* [DATA ENTRIES]
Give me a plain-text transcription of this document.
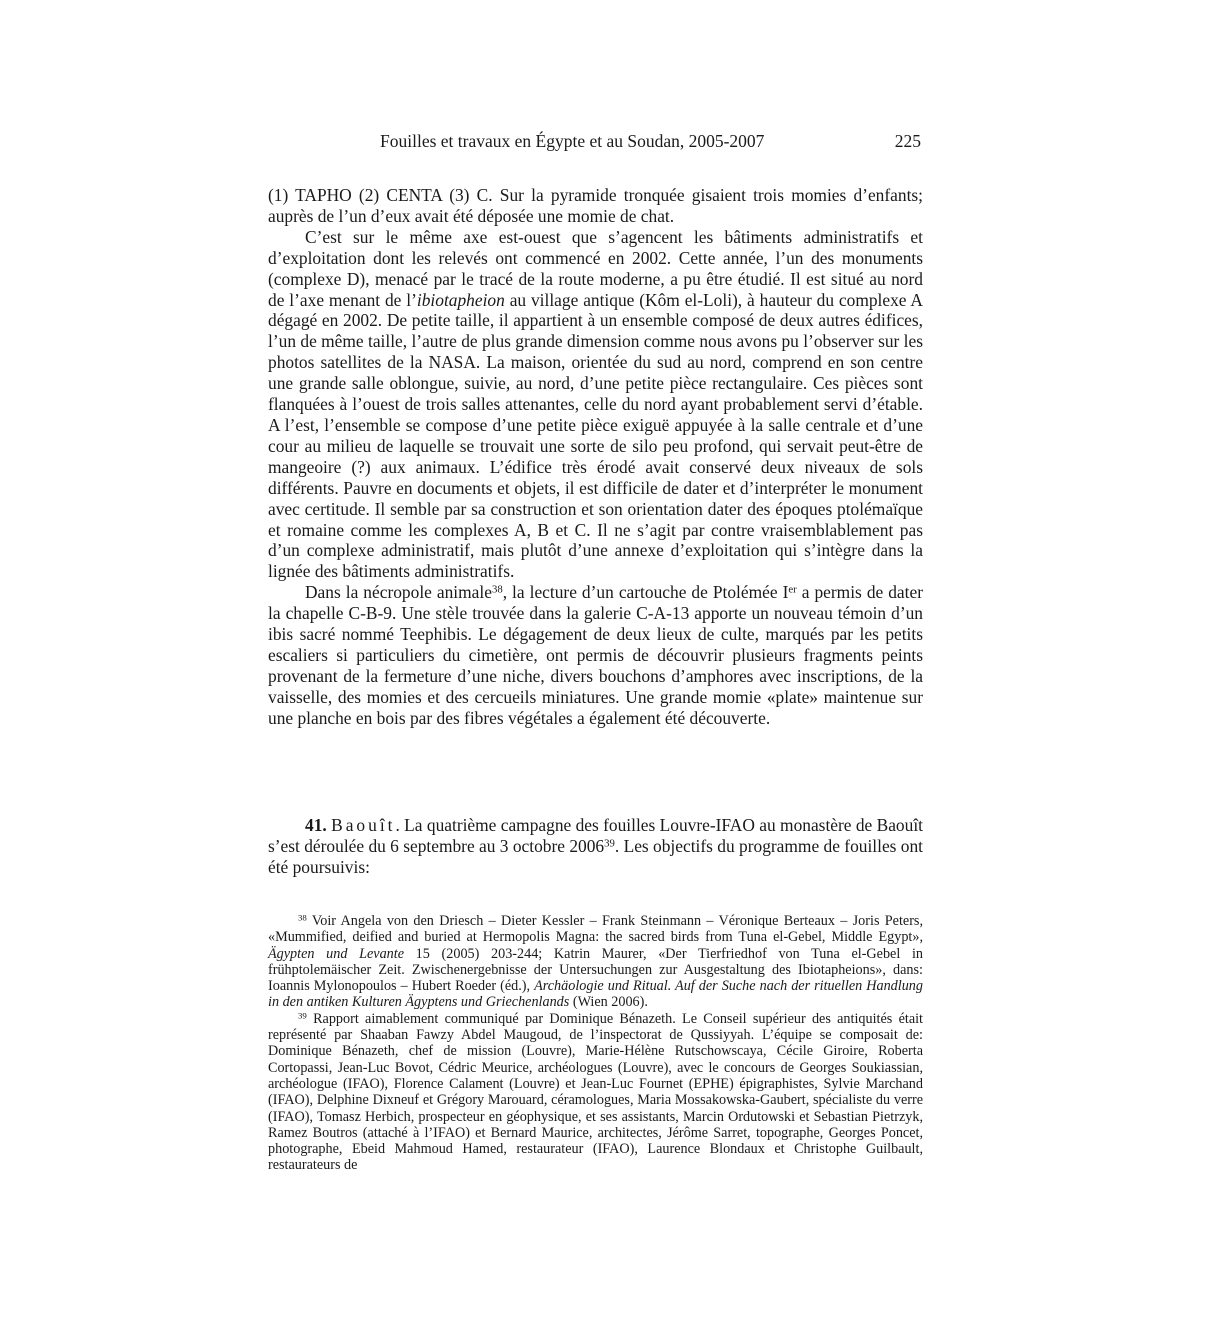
Fouilles et travaux en Égypte et au Soudan, 2005-2007	225

(1) TAPHO (2) CENTA (3) C. Sur la pyramide tronquée gisaient trois momies d’enfants; auprès de l’un d’eux avait été déposée une momie de chat.

C’est sur le même axe est-ouest que s’agencent les bâtiments administratifs et d’exploitation dont les relevés ont commencé en 2002. Cette année, l’un des monuments (complexe D), menacé par le tracé de la route moderne, a pu être étudié. Il est situé au nord de l’axe menant de l’ibiotapheion au village antique (Kôm el-Loli), à hauteur du complexe A dégagé en 2002. De petite taille, il appartient à un ensemble composé de deux autres édifices, l’un de même taille, l’autre de plus grande dimension comme nous avons pu l’observer sur les photos satellites de la NASA. La maison, orientée du sud au nord, comprend en son centre une grande salle oblongue, suivie, au nord, d’une petite pièce rectangulaire. Ces pièces sont flanquées à l’ouest de trois salles attenantes, celle du nord ayant probablement servi d’étable. A l’est, l’ensemble se compose d’une petite pièce exiguë appuyée à la salle centrale et d’une cour au milieu de laquelle se trouvait une sorte de silo peu profond, qui servait peut-être de mangeoire (?) aux animaux. L’édifice très érodé avait conservé deux niveaux de sols différents. Pauvre en documents et objets, il est difficile de dater et d’interpréter le monument avec certitude. Il semble par sa construction et son orientation dater des époques ptolémaïque et romaine comme les complexes A, B et C. Il ne s’agit par contre vraisemblablement pas d’un complexe administratif, mais plutôt d’une annexe d’exploitation qui s’intègre dans la lignée des bâtiments administratifs.

Dans la nécropole animale$^{38}$, la lecture d’un cartouche de Ptolémée Ier a permis de dater la chapelle C-B-9. Une stèle trouvée dans la galerie C-A-13 apporte un nouveau témoin d’un ibis sacré nommé Teephibis. Le dégagement de deux lieux de culte, marqués par les petits escaliers si particuliers du cimetière, ont permis de découvrir plusieurs fragments peints provenant de la fermeture d’une niche, divers bouchons d’amphores avec inscriptions, de la vaisselle, des momies et des cercueils miniatures. Une grande momie «plate» maintenue sur une planche en bois par des fibres végétales a également été découverte.

41. Baouît. La quatrième campagne des fouilles Louvre-IFAO au monastère de Baouît s’est déroulée du 6 septembre au 3 octobre 2006$^{39}$. Les objectifs du programme de fouilles ont été poursuivis:

$^{38}$ Voir Angela von den Driesch – Dieter Kessler – Frank Steinmann – Véronique Berteaux – Joris Peters, «Mummified, deified and buried at Hermopolis Magna: the sacred birds from Tuna el-Gebel, Middle Egypt», Ägypten und Levante 15 (2005) 203-244; Katrin Maurer, «Der Tierfriedhof von Tuna el-Gebel in frühptolemäischer Zeit. Zwischenergebnisse der Untersuchungen zur Ausgestaltung des Ibiotapheions», dans: Ioannis Mylonopoulos – Hubert Roeder (éd.), Archäologie und Ritual. Auf der Suche nach der rituellen Handlung in den antiken Kulturen Ägyptens und Griechenlands (Wien 2006).

$^{39}$ Rapport aimablement communiqué par Dominique Bénazeth. Le Conseil supérieur des antiquités était représenté par Shaaban Fawzy Abdel Maugoud, de l’inspectorat de Qussiyyah. L’équipe se composait de: Dominique Bénazeth, chef de mission (Louvre), Marie-Hélène Rutschowscaya, Cécile Giroire, Roberta Cortopassi, Jean-Luc Bovot, Cédric Meurice, archéologues (Louvre), avec le concours de Georges Soukiassian, archéologue (IFAO), Florence Calament (Louvre) et Jean-Luc Fournet (EPHE) épigraphistes, Sylvie Marchand (IFAO), Delphine Dixneuf et Grégory Marouard, céramologues, Maria Mossakowska-Gaubert, spécialiste du verre (IFAO), Tomasz Herbich, prospecteur en géophysique, et ses assistants, Marcin Ordutowski et Sebastian Pietrzyk, Ramez Boutros (attaché à l’IFAO) et Bernard Maurice, architectes, Jérôme Sarret, topographe, Georges Poncet, photographe, Ebeid Mahmoud Hamed, restaurateur (IFAO), Laurence Blondaux et Christophe Guilbault, restaurateurs de
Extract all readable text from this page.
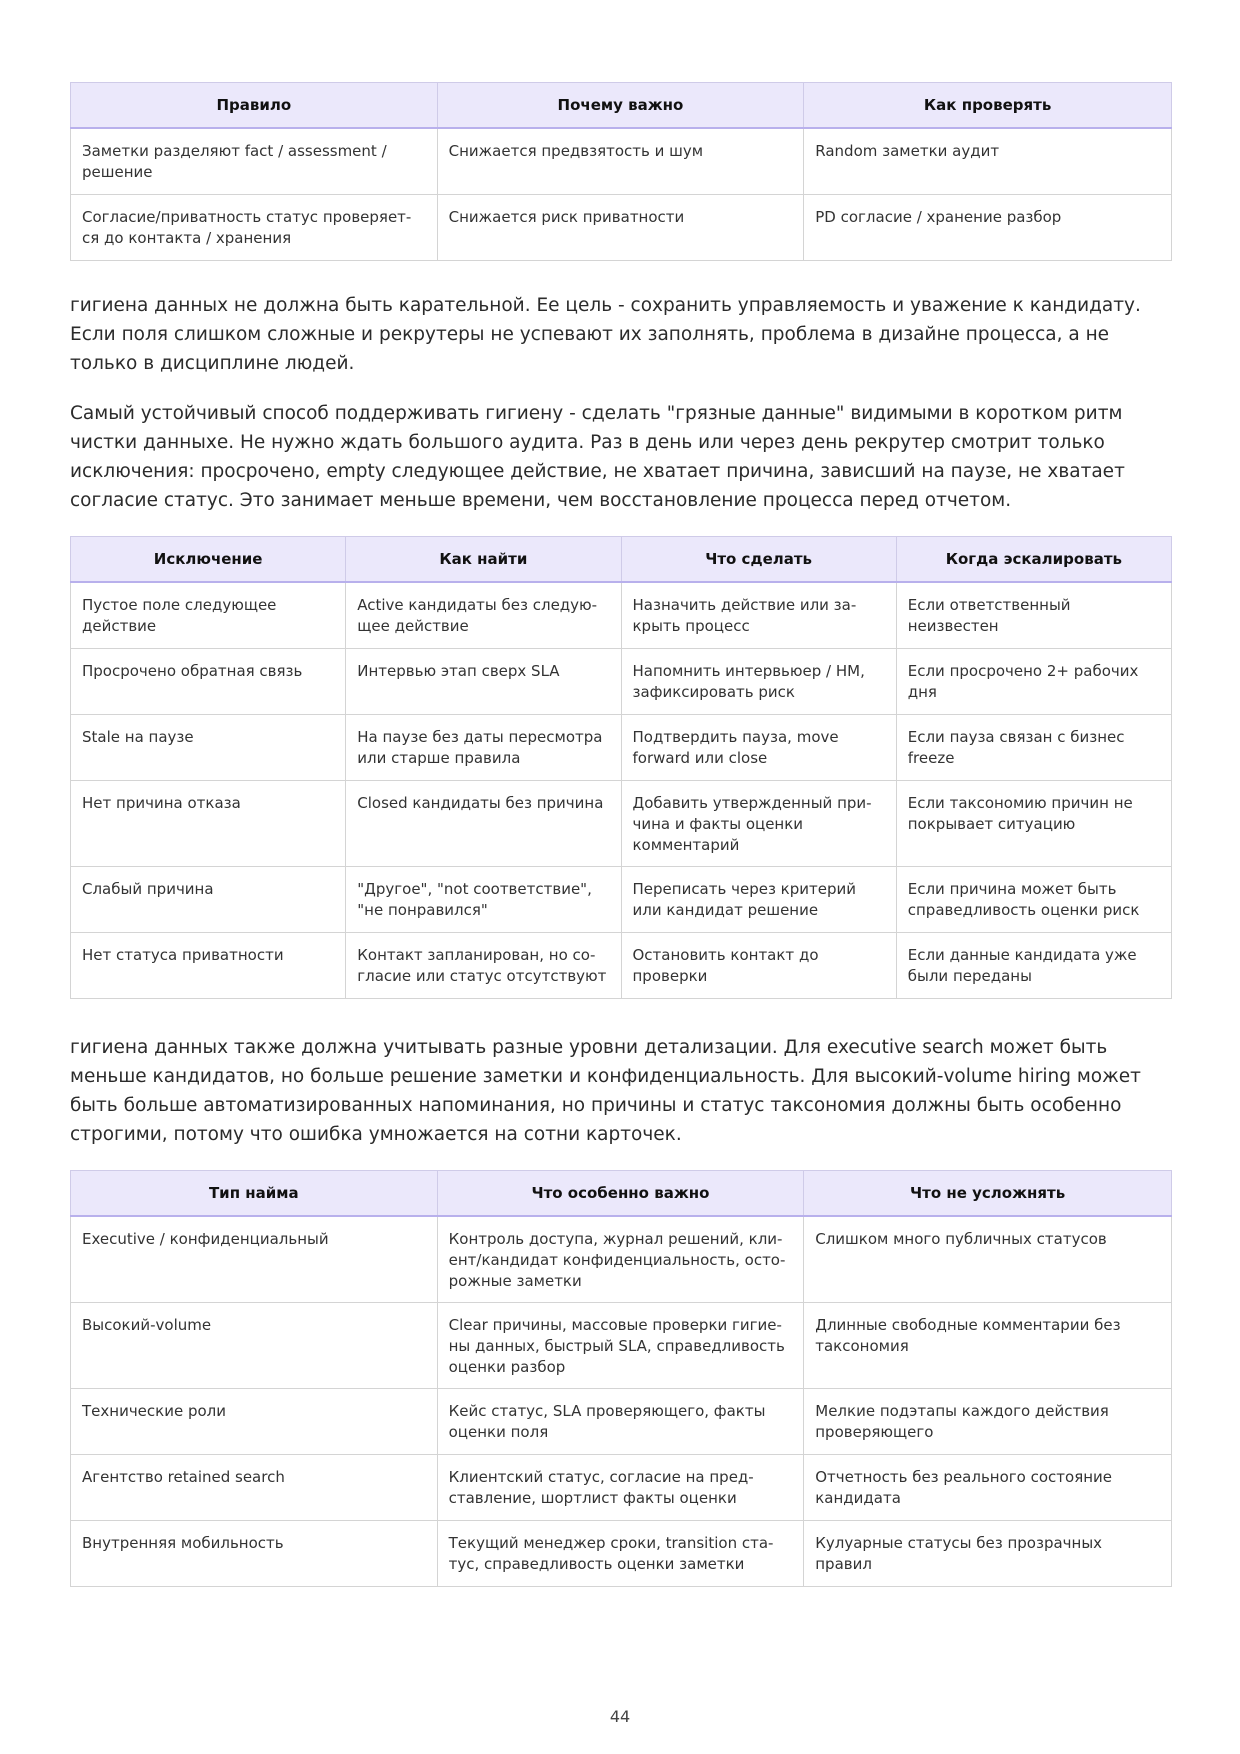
Правило	Почему важно	Как проверять
Заметки разделяют fact / assessment / решение	Снижается предвзятость и шум	Random заметки аудит
Согласие/приватность статус проверяет-ся до контакта / хранения	Снижается риск приватности	PD согласие / хранение разбор

гигиена данных не должна быть карательной. Ее цель - сохранить управляемость и уважение к кандидату. Если поля слишком сложные и рекрутеры не успевают их заполнять, проблема в дизайне процесса, а не только в дисциплине людей.

Самый устойчивый способ поддерживать гигиену - сделать "грязные данные" видимыми в коротком ритм чистки данныхе. Не нужно ждать большого аудита. Раз в день или через день рекрутер смотрит только исключения: просрочено, empty следующее действие, не хватает причина, зависший на паузе, не хватает согласие статус. Это занимает меньше времени, чем восстановление процесса перед отчетом.

Исключение	Как найти	Что сделать	Когда эскалировать
Пустое поле следующее действие	Active кандидаты без следую-щее действие	Назначить действие или за-крыть процесс	Если ответственный неизвестен
Просрочено обратная связь	Интервью этап сверх SLA	Напомнить интервьюер / HM, зафиксировать риск	Если просрочено 2+ рабочих дня
Stale на паузе	На паузе без даты пересмотра или старше правила	Подтвердить пауза, move forward или close	Если пауза связан с бизнес freeze
Нет причина отказа	Closed кандидаты без причина	Добавить утвержденный при-чина и факты оценки комментарий	Если таксономию причин не покрывает ситуацию
Слабый причина	"Другое", "not соответствие", "не понравился"	Переписать через критерий или кандидат решение	Если причина может быть справедливость оценки риск
Нет статуса приватности	Контакт запланирован, но со-гласие или статус отсутствуют	Остановить контакт до проверки	Если данные кандидата уже были переданы

гигиена данных также должна учитывать разные уровни детализации. Для executive search может быть меньше кандидатов, но больше решение заметки и конфиденциальность. Для высокий-volume hiring может быть больше автоматизированных напоминания, но причины и статус таксономия должны быть особенно строгими, потому что ошибка умножается на сотни карточек.

Тип найма	Что особенно важно	Что не усложнять
Executive / конфиденциальный	Контроль доступа, журнал решений, кли-ент/кандидат конфиденциальность, осто-рожные заметки	Слишком много публичных статусов
Высокий-volume	Clear причины, массовые проверки гигие-ны данных, быстрый SLA, справедливость оценки разбор	Длинные свободные комментарии без таксономия
Технические роли	Кейс статус, SLA проверяющего, факты оценки поля	Мелкие подэтапы каждого действия проверяющего
Агентство retained search	Клиентский статус, согласие на пред-ставление, шортлист факты оценки	Отчетность без реального состояние кандидата
Внутренняя мобильность	Текущий менеджер сроки, transition ста-тус, справедливость оценки заметки	Кулуарные статусы без прозрачных правил
44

* [WORK INSTRUCTIONS] Reproduce each line exactly, please, except for any pictures.

* [SOLUTION TO THE EXERCISE]
Give me a plain-text transcription of this document.
Fouilles et travaux en Égypte et au Soudan, 2005-2007	225

(1) TAPHO (2) CENTA (3) C. Sur la pyramide tronquée gisaient trois momies d’enfants; auprès de l’un d’eux avait été déposée une momie de chat.

C’est sur le même axe est-ouest que s’agencent les bâtiments administratifs et d’exploitation dont les relevés ont commencé en 2002. Cette année, l’un des monuments (complexe D), menacé par le tracé de la route moderne, a pu être étudié. Il est situé au nord de l’axe menant de l’ibiotapheion au village antique (Kôm el-Loli), à hauteur du complexe A dégagé en 2002. De petite taille, il appartient à un ensemble composé de deux autres édifices, l’un de même taille, l’autre de plus grande dimension comme nous avons pu l’observer sur les photos satellites de la NASA. La maison, orientée du sud au nord, comprend en son centre une grande salle oblongue, suivie, au nord, d’une petite pièce rectangulaire. Ces pièces sont flanquées à l’ouest de trois salles attenantes, celle du nord ayant probablement servi d’étable. A l’est, l’ensemble se compose d’une petite pièce exiguë appuyée à la salle centrale et d’une cour au milieu de laquelle se trouvait une sorte de silo peu profond, qui servait peut-être de mangeoire (?) aux animaux. L’édifice très érodé avait conservé deux niveaux de sols différents. Pauvre en documents et objets, il est difficile de dater et d’interpréter le monument avec certitude. Il semble par sa construction et son orientation dater des époques ptolémaïque et romaine comme les complexes A, B et C. Il ne s’agit par contre vraisemblablement pas d’un complexe administratif, mais plutôt d’une annexe d’exploitation qui s’intègre dans la lignée des bâtiments administratifs.

Dans la nécropole animale$^{38}$, la lecture d’un cartouche de Ptolémée Ier a permis de dater la chapelle C-B-9. Une stèle trouvée dans la galerie C-A-13 apporte un nouveau témoin d’un ibis sacré nommé Teephibis. Le dégagement de deux lieux de culte, marqués par les petits escaliers si particuliers du cimetière, ont permis de découvrir plusieurs fragments peints provenant de la fermeture d’une niche, divers bouchons d’amphores avec inscriptions, de la vaisselle, des momies et des cercueils miniatures. Une grande momie «plate» maintenue sur une planche en bois par des fibres végétales a également été découverte.

41. Baouît. La quatrième campagne des fouilles Louvre-IFAO au monastère de Baouît s’est déroulée du 6 septembre au 3 octobre 2006$^{39}$. Les objectifs du programme de fouilles ont été poursuivis:

$^{38}$ Voir Angela von den Driesch – Dieter Kessler – Frank Steinmann – Véronique Berteaux – Joris Peters, «Mummified, deified and buried at Hermopolis Magna: the sacred birds from Tuna el-Gebel, Middle Egypt», Ägypten und Levante 15 (2005) 203-244; Katrin Maurer, «Der Tierfriedhof von Tuna el-Gebel in frühptolemäischer Zeit. Zwischenergebnisse der Untersuchungen zur Ausgestaltung des Ibiotapheions», dans: Ioannis Mylonopoulos – Hubert Roeder (éd.), Archäologie und Ritual. Auf der Suche nach der rituellen Handlung in den antiken Kulturen Ägyptens und Griechenlands (Wien 2006).

$^{39}$ Rapport aimablement communiqué par Dominique Bénazeth. Le Conseil supérieur des antiquités était représenté par Shaaban Fawzy Abdel Maugoud, de l’inspectorat de Qussiyyah. L’équipe se composait de: Dominique Bénazeth, chef de mission (Louvre), Marie-Hélène Rutschowscaya, Cécile Giroire, Roberta Cortopassi, Jean-Luc Bovot, Cédric Meurice, archéologues (Louvre), avec le concours de Georges Soukiassian, archéologue (IFAO), Florence Calament (Louvre) et Jean-Luc Fournet (EPHE) épigraphistes, Sylvie Marchand (IFAO), Delphine Dixneuf et Grégory Marouard, céramologues, Maria Mossakowska-Gaubert, spécialiste du verre (IFAO), Tomasz Herbich, prospecteur en géophysique, et ses assistants, Marcin Ordutowski et Sebastian Pietrzyk, Ramez Boutros (attaché à l’IFAO) et Bernard Maurice, architectes, Jérôme Sarret, topographe, Georges Poncet, photographe, Ebeid Mahmoud Hamed, restaurateur (IFAO), Laurence Blondaux et Christophe Guilbault, restaurateurs de
Extract all readable text from this page.
Правило	Почему важно	Как проверять
Заметки разделяют fact / assessment / решение	Снижается предвзятость и шум	Random заметки аудит
Согласие/приватность статус проверяет-ся до контакта / хранения	Снижается риск приватности	PD согласие / хранение разбор

гигиена данных не должна быть карательной. Ее цель - сохранить управляемость и уважение к кандидату. Если поля слишком сложные и рекрутеры не успевают их заполнять, проблема в дизайне процесса, а не только в дисциплине людей.

Самый устойчивый способ поддерживать гигиену - сделать "грязные данные" видимыми в коротком ритм чистки данныхе. Не нужно ждать большого аудита. Раз в день или через день рекрутер смотрит только исключения: просрочено, empty следующее действие, не хватает причина, зависший на паузе, не хватает согласие статус. Это занимает меньше времени, чем восстановление процесса перед отчетом.

Исключение	Как найти	Что сделать	Когда эскалировать
Пустое поле следующее действие	Active кандидаты без следую-щее действие	Назначить действие или за-крыть процесс	Если ответственный неизвестен
Просрочено обратная связь	Интервью этап сверх SLA	Напомнить интервьюер / HM, зафиксировать риск	Если просрочено 2+ рабочих дня
Stale на паузе	На паузе без даты пересмотра или старше правила	Подтвердить пауза, move forward или close	Если пауза связан с бизнес freeze
Нет причина отказа	Closed кандидаты без причина	Добавить утвержденный при-чина и факты оценки комментарий	Если таксономию причин не покрывает ситуацию
Слабый причина	"Другое", "not соответствие", "не понравился"	Переписать через критерий или кандидат решение	Если причина может быть справедливость оценки риск
Нет статуса приватности	Контакт запланирован, но со-гласие или статус отсутствуют	Остановить контакт до проверки	Если данные кандидата уже были переданы

гигиена данных также должна учитывать разные уровни детализации. Для executive search может быть меньше кандидатов, но больше решение заметки и конфиденциальность. Для высокий-volume hiring может быть больше автоматизированных напоминания, но причины и статус таксономия должны быть особенно строгими, потому что ошибка умножается на сотни карточек.

Тип найма	Что особенно важно	Что не усложнять
Executive / конфиденциальный	Контроль доступа, журнал решений, кли-ент/кандидат конфиденциальность, осто-рожные заметки	Слишком много публичных статусов
Высокий-volume	Clear причины, массовые проверки гигие-ны данных, быстрый SLA, справедливость оценки разбор	Длинные свободные комментарии без таксономия
Технические роли	Кейс статус, SLA проверяющего, факты оценки поля	Мелкие подэтапы каждого действия проверяющего
Агентство retained search	Клиентский статус, согласие на пред-ставление, шортлист факты оценки	Отчетность без реального состояние кандидата
Внутренняя мобильность	Текущий менеджер сроки, transition ста-тус, справедливость оценки заметки	Кулуарные статусы без прозрачных правил
44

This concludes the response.